Copy all the data exactly, except the pictures.

(Information provided):
==================================================

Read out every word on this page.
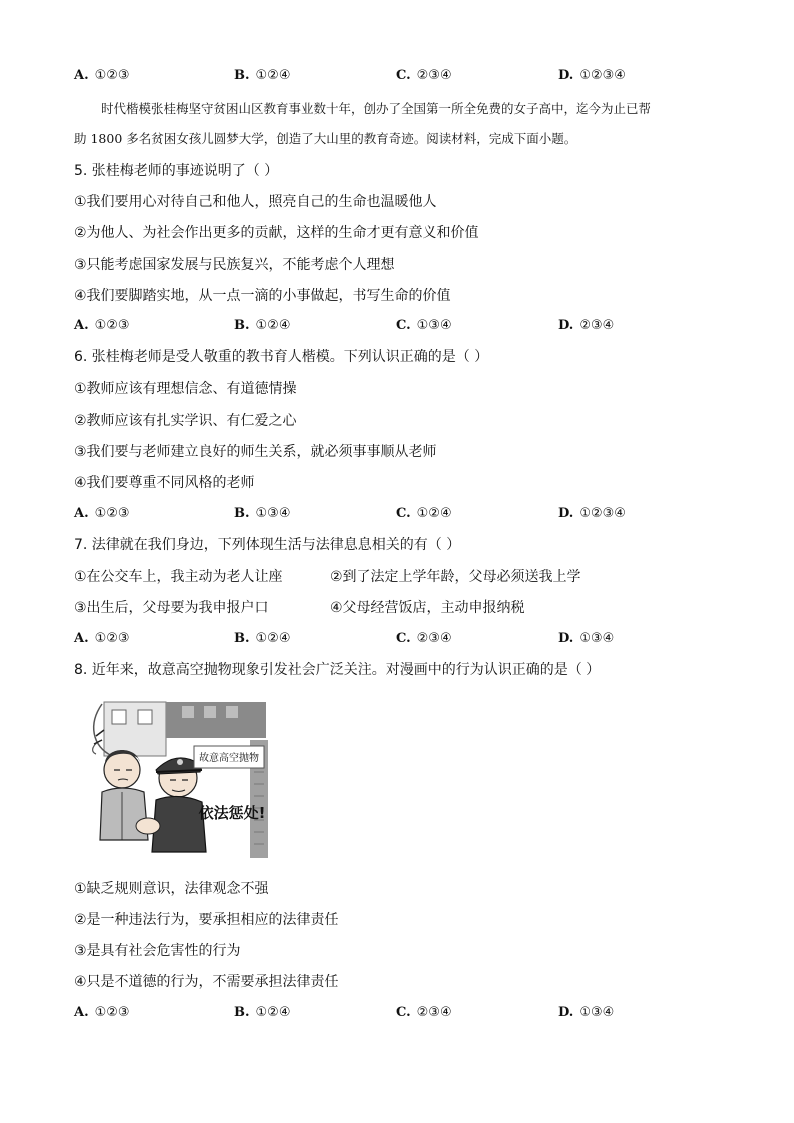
A. ①②③	B. ①②④	C. ②③④	D. ①②③④
时代楷模张桂梅坚守贫困山区教育事业数十年，创办了全国第一所全免费的女子高中，迄今为止已帮
助 1800 多名贫困女孩儿圆梦大学，创造了大山里的教育奇迹。阅读材料，完成下面小题。
5. 张桂梅老师的事迹说明了（ ）
①我们要用心对待自己和他人，照亮自己的生命也温暖他人
②为他人、为社会作出更多的贡献，这样的生命才更有意义和价值
③只能考虑国家发展与民族复兴，不能考虑个人理想
④我们要脚踏实地，从一点一滴的小事做起，书写生命的价值
A. ①②③	B. ①②④	C. ①③④	D. ②③④
6. 张桂梅老师是受人敬重的教书育人楷模。下列认识正确的是（ ）
①教师应该有理想信念、有道德情操
②教师应该有扎实学识、有仁爱之心
③我们要与老师建立良好的师生关系，就必须事事顺从老师
④我们要尊重不同风格的老师
A. ①②③	B. ①③④	C. ①②④	D. ①②③④
7. 法律就在我们身边，下列体现生活与法律息息相关的有（ ）
①在公交车上，我主动为老人让座	②到了法定上学年龄，父母必须送我上学
③出生后，父母要为我申报户口	④父母经营饭店，主动申报纳税
A. ①②③	B. ①②④	C. ②③④	D. ①③④
8. 近年来，故意高空抛物现象引发社会广泛关注。对漫画中的行为认识正确的是（ ）
故意高空抛物
依法惩处!
①缺乏规则意识，法律观念不强
②是一种违法行为，要承担相应的法律责任
③是具有社会危害性的行为
④只是不道德的行为，不需要承担法律责任
A. ①②③	B. ①②④	C. ②③④	D. ①③④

==================================================

(Exercise output):
Read out every word on this page.
A. ①②③	B. ①②④	C. ②③④	D. ①②③④
时代楷模张桂梅坚守贫困山区教育事业数十年，创办了全国第一所全免费的女子高中，迄今为止已帮
助 1800 多名贫困女孩儿圆梦大学，创造了大山里的教育奇迹。阅读材料，完成下面小题。
5. 张桂梅老师的事迹说明了（ ）
①我们要用心对待自己和他人，照亮自己的生命也温暖他人
②为他人、为社会作出更多的贡献，这样的生命才更有意义和价值
③只能考虑国家发展与民族复兴，不能考虑个人理想
④我们要脚踏实地，从一点一滴的小事做起，书写生命的价值
A. ①②③	B. ①②④	C. ①③④	D. ②③④
6. 张桂梅老师是受人敬重的教书育人楷模。下列认识正确的是（ ）
①教师应该有理想信念、有道德情操
②教师应该有扎实学识、有仁爱之心
③我们要与老师建立良好的师生关系，就必须事事顺从老师
④我们要尊重不同风格的老师
A. ①②③	B. ①③④	C. ①②④	D. ①②③④
7. 法律就在我们身边，下列体现生活与法律息息相关的有（ ）
①在公交车上，我主动为老人让座	②到了法定上学年龄，父母必须送我上学
③出生后，父母要为我申报户口	④父母经营饭店，主动申报纳税
A. ①②③	B. ①②④	C. ②③④	D. ①③④
8. 近年来，故意高空抛物现象引发社会广泛关注。对漫画中的行为认识正确的是（ ）
故意高空抛物
依法惩处!
①缺乏规则意识，法律观念不强
②是一种违法行为，要承担相应的法律责任
③是具有社会危害性的行为
④只是不道德的行为，不需要承担法律责任
A. ①②③	B. ①②④	C. ②③④	D. ①③④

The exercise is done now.